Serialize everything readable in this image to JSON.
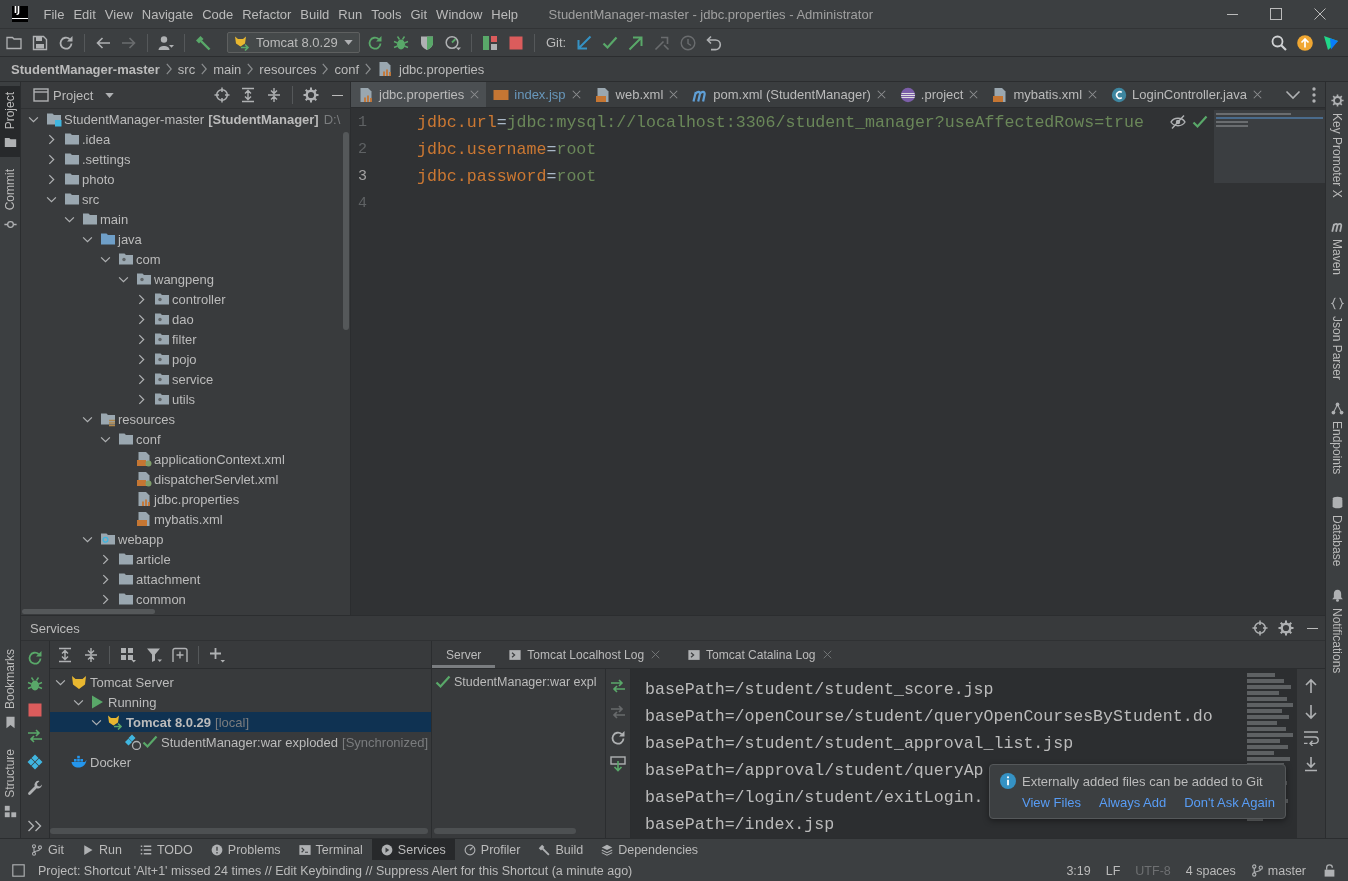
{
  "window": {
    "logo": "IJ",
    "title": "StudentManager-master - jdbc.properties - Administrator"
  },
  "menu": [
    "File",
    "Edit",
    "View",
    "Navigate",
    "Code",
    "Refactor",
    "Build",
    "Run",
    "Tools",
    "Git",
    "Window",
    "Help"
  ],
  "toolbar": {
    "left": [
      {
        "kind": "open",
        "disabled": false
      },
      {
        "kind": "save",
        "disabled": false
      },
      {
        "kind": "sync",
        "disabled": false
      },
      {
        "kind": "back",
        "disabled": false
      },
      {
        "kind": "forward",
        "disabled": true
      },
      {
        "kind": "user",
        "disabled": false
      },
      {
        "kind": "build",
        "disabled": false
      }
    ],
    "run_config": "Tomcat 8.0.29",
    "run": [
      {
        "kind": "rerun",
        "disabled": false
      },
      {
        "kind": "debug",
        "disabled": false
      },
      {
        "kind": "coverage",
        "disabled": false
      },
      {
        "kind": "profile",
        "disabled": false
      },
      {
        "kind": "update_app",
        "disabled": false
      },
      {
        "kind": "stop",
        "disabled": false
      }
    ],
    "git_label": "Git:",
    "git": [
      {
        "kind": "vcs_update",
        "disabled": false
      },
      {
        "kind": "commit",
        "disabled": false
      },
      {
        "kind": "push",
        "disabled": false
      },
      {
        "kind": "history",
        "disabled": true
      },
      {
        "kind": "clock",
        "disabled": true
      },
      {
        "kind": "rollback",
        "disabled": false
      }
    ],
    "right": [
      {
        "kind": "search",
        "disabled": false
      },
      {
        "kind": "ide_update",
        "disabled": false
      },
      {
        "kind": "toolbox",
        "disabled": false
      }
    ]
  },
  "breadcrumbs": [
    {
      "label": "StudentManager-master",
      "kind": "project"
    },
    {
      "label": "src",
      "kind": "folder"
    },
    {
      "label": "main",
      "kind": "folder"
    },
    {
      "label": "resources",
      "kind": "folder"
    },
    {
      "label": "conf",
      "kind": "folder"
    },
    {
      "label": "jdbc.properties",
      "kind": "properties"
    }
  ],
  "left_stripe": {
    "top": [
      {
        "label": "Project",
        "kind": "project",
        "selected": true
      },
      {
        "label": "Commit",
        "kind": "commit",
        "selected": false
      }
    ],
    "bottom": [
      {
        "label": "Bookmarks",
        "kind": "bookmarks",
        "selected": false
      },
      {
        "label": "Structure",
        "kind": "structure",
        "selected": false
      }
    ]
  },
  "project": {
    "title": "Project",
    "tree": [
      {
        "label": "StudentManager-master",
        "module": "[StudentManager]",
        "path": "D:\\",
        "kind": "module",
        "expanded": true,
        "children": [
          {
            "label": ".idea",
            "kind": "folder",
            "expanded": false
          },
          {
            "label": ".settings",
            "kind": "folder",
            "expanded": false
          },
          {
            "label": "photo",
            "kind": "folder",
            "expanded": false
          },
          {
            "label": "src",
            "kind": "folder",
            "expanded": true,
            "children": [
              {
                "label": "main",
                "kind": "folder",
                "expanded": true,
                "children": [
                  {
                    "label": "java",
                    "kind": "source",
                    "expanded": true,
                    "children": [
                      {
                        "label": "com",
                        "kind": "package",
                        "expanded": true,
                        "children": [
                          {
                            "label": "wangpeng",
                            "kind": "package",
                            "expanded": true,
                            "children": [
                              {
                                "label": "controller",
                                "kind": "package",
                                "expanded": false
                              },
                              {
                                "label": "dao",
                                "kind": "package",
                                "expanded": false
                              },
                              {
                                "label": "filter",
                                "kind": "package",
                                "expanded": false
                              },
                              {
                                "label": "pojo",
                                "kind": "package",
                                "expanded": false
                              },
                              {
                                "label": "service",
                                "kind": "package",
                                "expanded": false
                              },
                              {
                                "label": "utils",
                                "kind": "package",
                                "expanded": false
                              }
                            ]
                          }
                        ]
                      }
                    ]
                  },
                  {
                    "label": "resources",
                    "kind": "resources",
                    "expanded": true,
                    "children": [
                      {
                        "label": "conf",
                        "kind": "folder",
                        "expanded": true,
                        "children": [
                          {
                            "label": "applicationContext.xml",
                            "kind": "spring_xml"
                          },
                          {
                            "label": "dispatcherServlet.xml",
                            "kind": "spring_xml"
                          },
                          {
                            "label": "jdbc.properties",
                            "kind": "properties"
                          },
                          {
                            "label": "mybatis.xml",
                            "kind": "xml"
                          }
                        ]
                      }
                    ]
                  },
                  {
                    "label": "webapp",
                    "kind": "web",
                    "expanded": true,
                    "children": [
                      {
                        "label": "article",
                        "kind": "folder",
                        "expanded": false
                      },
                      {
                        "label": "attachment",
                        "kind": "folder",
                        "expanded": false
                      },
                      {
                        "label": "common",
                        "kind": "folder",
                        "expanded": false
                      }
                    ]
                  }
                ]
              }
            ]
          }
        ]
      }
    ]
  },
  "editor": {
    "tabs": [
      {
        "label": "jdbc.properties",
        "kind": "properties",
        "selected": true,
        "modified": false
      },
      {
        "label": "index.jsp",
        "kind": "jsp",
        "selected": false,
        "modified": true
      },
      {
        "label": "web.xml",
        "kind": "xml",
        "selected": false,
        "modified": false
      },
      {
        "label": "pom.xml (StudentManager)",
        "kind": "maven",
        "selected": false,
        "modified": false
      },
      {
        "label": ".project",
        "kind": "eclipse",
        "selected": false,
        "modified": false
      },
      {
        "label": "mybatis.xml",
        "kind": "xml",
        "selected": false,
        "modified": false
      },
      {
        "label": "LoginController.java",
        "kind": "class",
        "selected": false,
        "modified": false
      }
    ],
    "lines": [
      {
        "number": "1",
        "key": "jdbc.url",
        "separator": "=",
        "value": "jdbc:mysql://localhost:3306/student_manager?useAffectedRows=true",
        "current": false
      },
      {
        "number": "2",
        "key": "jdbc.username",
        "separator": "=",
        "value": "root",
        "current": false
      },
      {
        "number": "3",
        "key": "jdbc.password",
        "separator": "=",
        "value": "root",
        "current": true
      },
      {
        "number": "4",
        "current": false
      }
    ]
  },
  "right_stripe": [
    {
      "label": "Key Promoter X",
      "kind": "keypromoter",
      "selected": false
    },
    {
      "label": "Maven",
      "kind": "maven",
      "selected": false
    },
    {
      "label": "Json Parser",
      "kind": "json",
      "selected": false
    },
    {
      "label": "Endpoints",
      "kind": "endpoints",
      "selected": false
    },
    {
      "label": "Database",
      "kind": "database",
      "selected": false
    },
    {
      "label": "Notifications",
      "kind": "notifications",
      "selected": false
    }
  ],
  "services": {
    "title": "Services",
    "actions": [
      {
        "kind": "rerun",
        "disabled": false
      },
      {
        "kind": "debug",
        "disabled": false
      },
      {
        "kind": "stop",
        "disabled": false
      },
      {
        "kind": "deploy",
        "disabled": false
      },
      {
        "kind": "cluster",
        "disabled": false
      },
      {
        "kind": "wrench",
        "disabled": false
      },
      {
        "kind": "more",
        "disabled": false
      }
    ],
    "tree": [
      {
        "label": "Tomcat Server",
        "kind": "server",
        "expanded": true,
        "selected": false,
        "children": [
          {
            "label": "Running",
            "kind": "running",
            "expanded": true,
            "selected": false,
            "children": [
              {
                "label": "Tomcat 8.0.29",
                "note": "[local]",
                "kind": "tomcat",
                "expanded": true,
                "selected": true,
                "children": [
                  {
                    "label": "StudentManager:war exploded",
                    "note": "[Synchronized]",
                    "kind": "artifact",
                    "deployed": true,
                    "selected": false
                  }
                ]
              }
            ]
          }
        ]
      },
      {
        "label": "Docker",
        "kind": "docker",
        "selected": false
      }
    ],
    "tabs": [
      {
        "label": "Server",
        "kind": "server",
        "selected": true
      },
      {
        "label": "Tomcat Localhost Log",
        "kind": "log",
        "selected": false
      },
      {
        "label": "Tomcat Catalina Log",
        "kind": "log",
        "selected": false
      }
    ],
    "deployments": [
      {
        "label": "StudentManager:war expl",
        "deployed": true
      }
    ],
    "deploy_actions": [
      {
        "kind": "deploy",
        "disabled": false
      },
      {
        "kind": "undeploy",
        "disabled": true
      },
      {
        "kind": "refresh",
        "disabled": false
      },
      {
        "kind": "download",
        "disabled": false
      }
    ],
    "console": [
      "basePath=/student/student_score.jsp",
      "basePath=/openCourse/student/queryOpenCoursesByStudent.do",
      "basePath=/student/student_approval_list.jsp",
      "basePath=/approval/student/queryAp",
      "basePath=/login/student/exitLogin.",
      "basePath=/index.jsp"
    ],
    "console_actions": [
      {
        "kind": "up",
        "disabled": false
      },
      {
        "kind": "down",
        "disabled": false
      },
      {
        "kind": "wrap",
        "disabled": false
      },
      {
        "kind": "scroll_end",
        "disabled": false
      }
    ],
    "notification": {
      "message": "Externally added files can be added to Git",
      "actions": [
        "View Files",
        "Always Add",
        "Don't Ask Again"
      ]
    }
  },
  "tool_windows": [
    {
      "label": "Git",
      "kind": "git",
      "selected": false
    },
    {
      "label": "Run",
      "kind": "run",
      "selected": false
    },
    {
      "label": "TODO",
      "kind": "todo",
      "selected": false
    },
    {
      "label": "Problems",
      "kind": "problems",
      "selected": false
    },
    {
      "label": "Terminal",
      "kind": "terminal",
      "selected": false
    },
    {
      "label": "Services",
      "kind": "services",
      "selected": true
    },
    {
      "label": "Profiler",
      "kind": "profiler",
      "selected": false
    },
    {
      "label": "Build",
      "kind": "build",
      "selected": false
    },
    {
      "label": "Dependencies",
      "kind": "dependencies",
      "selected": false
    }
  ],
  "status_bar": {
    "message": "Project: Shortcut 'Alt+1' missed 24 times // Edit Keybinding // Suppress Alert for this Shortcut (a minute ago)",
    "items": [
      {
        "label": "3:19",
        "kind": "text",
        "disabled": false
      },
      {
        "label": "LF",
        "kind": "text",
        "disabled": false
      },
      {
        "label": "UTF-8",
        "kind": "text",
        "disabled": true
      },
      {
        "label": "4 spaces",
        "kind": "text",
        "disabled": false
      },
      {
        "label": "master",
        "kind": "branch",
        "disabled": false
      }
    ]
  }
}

────────────────

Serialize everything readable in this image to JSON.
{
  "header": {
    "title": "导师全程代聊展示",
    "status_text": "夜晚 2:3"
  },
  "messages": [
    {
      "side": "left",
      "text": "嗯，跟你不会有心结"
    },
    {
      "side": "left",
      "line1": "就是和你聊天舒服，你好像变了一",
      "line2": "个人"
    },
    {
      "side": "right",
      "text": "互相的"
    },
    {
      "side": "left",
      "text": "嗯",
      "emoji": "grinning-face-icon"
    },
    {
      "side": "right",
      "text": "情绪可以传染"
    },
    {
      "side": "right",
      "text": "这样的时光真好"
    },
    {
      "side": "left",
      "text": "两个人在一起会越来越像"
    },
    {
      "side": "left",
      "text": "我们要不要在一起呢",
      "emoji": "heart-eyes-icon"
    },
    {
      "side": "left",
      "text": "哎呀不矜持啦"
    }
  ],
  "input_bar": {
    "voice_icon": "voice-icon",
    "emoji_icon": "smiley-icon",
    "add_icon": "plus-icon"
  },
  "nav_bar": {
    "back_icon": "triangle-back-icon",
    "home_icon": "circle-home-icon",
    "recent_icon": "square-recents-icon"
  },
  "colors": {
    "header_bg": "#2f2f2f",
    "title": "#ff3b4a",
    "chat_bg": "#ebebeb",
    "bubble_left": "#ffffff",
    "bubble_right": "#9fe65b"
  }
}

────────────────

# REQUIREMENTS
State the number of lines in the data that include the string "java", and add nothing else.

# FULL RESPONSE
2